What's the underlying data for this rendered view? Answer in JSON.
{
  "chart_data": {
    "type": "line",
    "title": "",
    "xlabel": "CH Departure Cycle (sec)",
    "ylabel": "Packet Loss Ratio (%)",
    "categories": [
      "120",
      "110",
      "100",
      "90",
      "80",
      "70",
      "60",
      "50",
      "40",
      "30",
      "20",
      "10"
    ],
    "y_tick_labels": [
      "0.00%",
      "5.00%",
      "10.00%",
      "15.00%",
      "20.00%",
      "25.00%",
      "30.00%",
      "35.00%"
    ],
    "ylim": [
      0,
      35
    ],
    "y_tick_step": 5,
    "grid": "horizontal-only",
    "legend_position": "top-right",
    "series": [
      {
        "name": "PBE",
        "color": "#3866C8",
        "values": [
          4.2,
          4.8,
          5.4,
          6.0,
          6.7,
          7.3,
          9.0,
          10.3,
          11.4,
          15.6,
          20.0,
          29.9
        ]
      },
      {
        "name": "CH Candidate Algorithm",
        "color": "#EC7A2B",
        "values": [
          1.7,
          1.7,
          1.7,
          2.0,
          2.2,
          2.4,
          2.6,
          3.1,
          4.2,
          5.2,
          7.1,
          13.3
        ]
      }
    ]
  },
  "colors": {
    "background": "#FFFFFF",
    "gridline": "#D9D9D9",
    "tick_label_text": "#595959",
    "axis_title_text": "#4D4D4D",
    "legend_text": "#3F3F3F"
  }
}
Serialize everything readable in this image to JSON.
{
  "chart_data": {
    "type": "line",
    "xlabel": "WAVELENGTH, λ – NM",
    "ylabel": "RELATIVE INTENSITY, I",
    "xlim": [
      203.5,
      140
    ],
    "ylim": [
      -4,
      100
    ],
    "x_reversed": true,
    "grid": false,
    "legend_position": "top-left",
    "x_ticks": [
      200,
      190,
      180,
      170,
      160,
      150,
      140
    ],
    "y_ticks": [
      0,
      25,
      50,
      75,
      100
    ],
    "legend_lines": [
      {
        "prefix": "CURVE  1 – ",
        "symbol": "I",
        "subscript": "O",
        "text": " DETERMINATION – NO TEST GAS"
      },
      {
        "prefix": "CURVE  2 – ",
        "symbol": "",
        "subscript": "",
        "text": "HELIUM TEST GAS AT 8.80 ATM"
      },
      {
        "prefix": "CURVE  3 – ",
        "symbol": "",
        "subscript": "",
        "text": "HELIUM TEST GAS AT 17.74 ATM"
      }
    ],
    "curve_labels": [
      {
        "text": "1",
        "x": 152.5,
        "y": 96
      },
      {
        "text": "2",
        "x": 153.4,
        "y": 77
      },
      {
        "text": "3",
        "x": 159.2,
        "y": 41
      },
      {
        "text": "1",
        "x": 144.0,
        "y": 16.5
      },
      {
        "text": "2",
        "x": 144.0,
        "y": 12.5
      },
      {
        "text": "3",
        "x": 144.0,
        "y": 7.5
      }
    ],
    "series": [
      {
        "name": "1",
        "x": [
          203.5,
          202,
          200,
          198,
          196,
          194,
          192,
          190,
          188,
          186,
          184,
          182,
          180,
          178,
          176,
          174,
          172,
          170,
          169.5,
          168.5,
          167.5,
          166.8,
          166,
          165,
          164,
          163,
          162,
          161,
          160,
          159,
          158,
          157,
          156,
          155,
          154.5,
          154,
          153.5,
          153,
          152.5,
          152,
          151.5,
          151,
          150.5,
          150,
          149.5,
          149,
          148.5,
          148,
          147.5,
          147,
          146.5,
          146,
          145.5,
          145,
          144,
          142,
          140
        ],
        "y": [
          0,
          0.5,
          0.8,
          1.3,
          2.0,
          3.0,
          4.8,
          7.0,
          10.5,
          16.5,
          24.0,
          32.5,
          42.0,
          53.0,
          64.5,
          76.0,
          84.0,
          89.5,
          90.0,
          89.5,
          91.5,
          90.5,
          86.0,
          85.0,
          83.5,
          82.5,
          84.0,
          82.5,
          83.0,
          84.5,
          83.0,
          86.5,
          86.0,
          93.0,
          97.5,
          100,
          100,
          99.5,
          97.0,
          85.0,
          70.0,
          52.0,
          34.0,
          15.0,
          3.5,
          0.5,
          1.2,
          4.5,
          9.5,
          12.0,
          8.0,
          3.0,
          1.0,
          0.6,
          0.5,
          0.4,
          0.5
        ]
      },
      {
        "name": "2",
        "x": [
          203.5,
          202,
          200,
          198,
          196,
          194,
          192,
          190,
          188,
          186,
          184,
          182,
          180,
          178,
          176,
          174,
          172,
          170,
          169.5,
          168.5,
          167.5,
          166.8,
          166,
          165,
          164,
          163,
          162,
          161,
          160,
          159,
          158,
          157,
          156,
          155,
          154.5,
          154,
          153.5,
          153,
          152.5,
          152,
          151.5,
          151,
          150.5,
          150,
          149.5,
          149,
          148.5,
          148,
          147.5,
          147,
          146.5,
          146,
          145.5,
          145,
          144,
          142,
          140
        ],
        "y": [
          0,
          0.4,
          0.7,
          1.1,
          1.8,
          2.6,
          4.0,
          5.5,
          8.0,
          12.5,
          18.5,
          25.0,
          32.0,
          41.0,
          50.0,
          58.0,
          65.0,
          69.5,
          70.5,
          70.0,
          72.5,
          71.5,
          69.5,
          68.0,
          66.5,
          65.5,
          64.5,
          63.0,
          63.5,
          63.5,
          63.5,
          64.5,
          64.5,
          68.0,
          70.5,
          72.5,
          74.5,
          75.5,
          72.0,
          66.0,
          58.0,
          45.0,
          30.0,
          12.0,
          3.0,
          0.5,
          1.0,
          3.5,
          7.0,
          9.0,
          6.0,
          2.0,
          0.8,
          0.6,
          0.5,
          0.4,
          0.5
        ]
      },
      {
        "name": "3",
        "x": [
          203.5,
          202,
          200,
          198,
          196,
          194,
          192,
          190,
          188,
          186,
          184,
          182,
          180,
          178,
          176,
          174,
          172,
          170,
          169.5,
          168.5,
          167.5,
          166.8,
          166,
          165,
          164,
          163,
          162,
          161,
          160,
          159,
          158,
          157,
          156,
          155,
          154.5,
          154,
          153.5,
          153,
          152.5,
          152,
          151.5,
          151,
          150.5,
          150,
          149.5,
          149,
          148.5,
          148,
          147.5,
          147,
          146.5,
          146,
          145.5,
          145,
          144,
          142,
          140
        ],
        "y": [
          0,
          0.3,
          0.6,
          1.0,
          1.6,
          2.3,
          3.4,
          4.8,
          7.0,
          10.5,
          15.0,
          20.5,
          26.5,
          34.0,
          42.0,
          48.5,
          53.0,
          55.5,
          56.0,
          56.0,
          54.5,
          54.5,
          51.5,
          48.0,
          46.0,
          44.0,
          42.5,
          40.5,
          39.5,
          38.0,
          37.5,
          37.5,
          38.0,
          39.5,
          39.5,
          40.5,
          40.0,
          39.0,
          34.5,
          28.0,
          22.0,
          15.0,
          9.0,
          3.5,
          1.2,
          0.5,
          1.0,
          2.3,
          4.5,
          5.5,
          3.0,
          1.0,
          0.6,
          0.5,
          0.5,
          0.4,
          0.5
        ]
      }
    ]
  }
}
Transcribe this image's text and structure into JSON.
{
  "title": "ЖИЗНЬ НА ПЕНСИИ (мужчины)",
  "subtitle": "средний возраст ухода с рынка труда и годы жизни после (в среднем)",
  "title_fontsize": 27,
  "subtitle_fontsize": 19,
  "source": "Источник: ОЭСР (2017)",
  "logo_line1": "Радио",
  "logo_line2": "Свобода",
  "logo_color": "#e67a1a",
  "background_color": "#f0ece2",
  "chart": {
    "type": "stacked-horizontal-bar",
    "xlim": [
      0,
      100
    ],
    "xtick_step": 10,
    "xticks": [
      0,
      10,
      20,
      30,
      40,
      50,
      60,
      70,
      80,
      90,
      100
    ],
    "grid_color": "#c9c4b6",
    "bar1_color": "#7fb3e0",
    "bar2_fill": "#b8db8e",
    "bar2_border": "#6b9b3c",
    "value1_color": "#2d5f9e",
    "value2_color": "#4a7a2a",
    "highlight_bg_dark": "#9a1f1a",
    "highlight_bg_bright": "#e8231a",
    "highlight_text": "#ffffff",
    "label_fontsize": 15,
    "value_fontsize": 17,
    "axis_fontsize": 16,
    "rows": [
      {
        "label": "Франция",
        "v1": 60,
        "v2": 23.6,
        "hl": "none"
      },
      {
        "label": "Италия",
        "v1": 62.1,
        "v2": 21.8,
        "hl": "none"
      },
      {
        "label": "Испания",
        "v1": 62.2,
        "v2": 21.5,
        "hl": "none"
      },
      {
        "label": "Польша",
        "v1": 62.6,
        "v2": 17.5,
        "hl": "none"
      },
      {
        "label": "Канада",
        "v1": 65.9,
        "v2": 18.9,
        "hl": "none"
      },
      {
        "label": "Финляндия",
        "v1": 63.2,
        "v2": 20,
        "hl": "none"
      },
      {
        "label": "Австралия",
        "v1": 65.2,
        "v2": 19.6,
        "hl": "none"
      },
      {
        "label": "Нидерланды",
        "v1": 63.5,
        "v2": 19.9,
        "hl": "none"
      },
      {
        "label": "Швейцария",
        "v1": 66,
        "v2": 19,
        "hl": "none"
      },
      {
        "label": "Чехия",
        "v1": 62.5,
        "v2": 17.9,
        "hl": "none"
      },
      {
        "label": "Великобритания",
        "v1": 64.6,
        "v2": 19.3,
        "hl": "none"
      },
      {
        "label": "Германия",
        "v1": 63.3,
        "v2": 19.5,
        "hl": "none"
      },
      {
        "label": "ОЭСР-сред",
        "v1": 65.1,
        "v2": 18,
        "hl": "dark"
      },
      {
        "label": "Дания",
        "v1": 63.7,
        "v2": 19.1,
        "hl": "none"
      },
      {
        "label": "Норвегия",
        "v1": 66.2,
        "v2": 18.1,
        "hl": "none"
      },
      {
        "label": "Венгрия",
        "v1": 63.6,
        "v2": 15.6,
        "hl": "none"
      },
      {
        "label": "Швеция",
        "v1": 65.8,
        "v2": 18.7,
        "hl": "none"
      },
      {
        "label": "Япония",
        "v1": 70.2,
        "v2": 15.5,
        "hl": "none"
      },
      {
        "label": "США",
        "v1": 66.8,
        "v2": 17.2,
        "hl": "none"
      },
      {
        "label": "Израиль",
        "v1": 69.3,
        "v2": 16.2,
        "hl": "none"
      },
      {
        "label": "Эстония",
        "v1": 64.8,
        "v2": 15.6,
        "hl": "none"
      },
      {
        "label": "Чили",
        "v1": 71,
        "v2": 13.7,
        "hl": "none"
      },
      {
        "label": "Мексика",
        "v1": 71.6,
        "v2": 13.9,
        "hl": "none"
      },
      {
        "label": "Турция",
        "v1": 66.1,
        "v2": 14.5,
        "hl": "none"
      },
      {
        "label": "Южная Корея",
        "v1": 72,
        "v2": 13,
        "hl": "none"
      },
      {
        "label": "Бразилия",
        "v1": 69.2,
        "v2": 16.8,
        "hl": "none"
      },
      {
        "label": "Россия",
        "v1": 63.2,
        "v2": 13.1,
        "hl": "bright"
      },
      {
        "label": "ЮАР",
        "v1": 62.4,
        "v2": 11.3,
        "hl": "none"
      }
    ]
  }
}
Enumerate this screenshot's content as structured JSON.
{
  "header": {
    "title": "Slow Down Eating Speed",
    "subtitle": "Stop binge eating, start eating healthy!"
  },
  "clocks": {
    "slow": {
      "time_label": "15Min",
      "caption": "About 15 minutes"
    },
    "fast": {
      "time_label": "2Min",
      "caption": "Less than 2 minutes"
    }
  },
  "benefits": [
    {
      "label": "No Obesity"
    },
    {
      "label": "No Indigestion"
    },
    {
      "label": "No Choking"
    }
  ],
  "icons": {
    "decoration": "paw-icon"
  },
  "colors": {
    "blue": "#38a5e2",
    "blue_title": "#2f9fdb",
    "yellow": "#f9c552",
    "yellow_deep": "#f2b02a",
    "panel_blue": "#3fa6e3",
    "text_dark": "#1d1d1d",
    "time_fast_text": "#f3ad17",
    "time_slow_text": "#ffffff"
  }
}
◇ ◇ ◇ ◇ ◇
### TASK TO CARRY OUT
Search the lines for the string "TEST" and copy every line that has it.

### EXERCISE RESULT
        "text": " DETERMINATION – NO TEST GAS"
        "text": "HELIUM TEST GAS AT 8.80 ATM"
        "text": "HELIUM TEST GAS AT 17.74 ATM"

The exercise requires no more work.